### PROBLEM TO WORK ON
Copy all records verbatim.

### PROVIDED DATA
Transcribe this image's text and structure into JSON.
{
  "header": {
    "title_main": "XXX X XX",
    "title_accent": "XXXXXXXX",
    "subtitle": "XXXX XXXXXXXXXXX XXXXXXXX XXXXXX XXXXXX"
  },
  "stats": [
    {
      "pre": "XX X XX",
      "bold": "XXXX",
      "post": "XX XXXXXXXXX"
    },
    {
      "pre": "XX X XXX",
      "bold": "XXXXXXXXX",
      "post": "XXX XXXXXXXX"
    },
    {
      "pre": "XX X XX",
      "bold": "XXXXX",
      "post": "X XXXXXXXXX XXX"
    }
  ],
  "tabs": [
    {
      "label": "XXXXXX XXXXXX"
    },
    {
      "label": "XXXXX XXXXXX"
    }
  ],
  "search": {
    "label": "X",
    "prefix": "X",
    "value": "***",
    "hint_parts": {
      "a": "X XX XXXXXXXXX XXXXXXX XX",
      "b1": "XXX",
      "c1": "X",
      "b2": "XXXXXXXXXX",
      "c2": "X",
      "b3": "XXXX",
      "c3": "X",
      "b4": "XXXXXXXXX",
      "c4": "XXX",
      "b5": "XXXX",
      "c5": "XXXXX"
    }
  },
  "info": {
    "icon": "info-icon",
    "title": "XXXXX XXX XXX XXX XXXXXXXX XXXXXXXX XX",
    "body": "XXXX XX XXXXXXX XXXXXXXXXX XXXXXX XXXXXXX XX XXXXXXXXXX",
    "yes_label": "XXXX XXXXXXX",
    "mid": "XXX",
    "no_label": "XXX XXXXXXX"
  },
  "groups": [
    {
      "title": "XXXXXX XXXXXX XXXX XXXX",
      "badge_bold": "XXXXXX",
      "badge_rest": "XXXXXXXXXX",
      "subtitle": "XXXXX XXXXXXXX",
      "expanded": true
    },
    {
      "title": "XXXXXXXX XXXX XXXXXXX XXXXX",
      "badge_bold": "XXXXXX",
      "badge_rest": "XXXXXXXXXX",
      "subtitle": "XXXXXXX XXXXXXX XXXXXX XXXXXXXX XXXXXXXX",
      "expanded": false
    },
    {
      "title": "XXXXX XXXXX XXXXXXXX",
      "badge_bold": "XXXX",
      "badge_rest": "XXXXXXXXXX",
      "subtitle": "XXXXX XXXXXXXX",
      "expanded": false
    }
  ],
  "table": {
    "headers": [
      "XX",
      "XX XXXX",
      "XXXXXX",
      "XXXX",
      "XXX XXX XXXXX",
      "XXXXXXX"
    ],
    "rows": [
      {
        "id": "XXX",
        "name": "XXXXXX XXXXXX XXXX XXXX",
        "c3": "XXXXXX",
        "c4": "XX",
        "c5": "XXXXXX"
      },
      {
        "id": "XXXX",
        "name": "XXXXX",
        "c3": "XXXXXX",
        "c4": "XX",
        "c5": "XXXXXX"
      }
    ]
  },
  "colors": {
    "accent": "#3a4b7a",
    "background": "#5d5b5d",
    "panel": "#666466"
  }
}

### WRITTEN RESPONSE
Transcribe this image's text and structure into JSON.
{
  "header": {
    "title_main": "XXX X XX",
    "title_accent": "XXXXXXXX",
    "subtitle": "XXXX XXXXXXXXXXX XXXXXXXX XXXXXX XXXXXX"
  },
  "stats": [
    {
      "pre": "XX X XX",
      "bold": "XXXX",
      "post": "XX XXXXXXXXX"
    },
    {
      "pre": "XX X XXX",
      "bold": "XXXXXXXXX",
      "post": "XXX XXXXXXXX"
    },
    {
      "pre": "XX X XX",
      "bold": "XXXXX",
      "post": "X XXXXXXXXX XXX"
    }
  ],
  "tabs": [
    {
      "label": "XXXXXX XXXXXX"
    },
    {
      "label": "XXXXX XXXXXX"
    }
  ],
  "search": {
    "label": "X",
    "prefix": "X",
    "value": "***",
    "hint_parts": {
      "a": "X XX XXXXXXXXX XXXXXXX XX",
      "b1": "XXX",
      "c1": "X",
      "b2": "XXXXXXXXXX",
      "c2": "X",
      "b3": "XXXX",
      "c3": "X",
      "b4": "XXXXXXXXX",
      "c4": "XXX",
      "b5": "XXXX",
      "c5": "XXXXX"
    }
  },
  "info": {
    "icon": "info-icon",
    "title": "XXXXX XXX XXX XXX XXXXXXXX XXXXXXXX XX",
    "body": "XXXX XX XXXXXXX XXXXXXXXXX XXXXXX XXXXXXX XX XXXXXXXXXX",
    "yes_label": "XXXX XXXXXXX",
    "mid": "XXX",
    "no_label": "XXX XXXXXXX"
  },
  "groups": [
    {
      "title": "XXXXXX XXXXXX XXXX XXXX",
      "badge_bold": "XXXXXX",
      "badge_rest": "XXXXXXXXXX",
      "subtitle": "XXXXX XXXXXXXX",
      "expanded": true
    },
    {
      "title": "XXXXXXXX XXXX XXXXXXX XXXXX",
      "badge_bold": "XXXXXX",
      "badge_rest": "XXXXXXXXXX",
      "subtitle": "XXXXXXX XXXXXXX XXXXXX XXXXXXXX XXXXXXXX",
      "expanded": false
    },
    {
      "title": "XXXXX XXXXX XXXXXXXX",
      "badge_bold": "XXXX",
      "badge_rest": "XXXXXXXXXX",
      "subtitle": "XXXXX XXXXXXXX",
      "expanded": false
    }
  ],
  "table": {
    "headers": [
      "XX",
      "XX XXXX",
      "XXXXXX",
      "XXXX",
      "XXX XXX XXXXX",
      "XXXXXXX"
    ],
    "rows": [
      {
        "id": "XXX",
        "name": "XXXXXX XXXXXX XXXX XXXX",
        "c3": "XXXXXX",
        "c4": "XX",
        "c5": "XXXXXX"
      },
      {
        "id": "XXXX",
        "name": "XXXXX",
        "c3": "XXXXXX",
        "c4": "XX",
        "c5": "XXXXXX"
      }
    ]
  },
  "colors": {
    "accent": "#3a4b7a",
    "background": "#5d5b5d",
    "panel": "#666466"
  }
}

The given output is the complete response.